**Items listed in a dataset**
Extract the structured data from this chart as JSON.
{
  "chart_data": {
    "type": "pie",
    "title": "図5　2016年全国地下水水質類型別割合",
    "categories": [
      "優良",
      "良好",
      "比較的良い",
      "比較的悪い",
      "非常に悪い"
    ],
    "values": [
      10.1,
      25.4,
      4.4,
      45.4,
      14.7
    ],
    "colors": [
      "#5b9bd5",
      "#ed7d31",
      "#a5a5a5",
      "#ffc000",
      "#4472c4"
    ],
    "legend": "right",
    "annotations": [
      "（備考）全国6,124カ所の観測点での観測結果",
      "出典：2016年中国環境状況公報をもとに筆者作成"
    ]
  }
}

**What is required**
Write down all the entries again without a single difference.

**Task result**
Extract the structured data from this chart as JSON.
{
  "chart_data": {
    "type": "pie",
    "title": "図5　2016年全国地下水水質類型別割合",
    "categories": [
      "優良",
      "良好",
      "比較的良い",
      "比較的悪い",
      "非常に悪い"
    ],
    "values": [
      10.1,
      25.4,
      4.4,
      45.4,
      14.7
    ],
    "colors": [
      "#5b9bd5",
      "#ed7d31",
      "#a5a5a5",
      "#ffc000",
      "#4472c4"
    ],
    "legend": "right",
    "annotations": [
      "（備考）全国6,124カ所の観測点での観測結果",
      "出典：2016年中国環境状況公報をもとに筆者作成"
    ]
  }
}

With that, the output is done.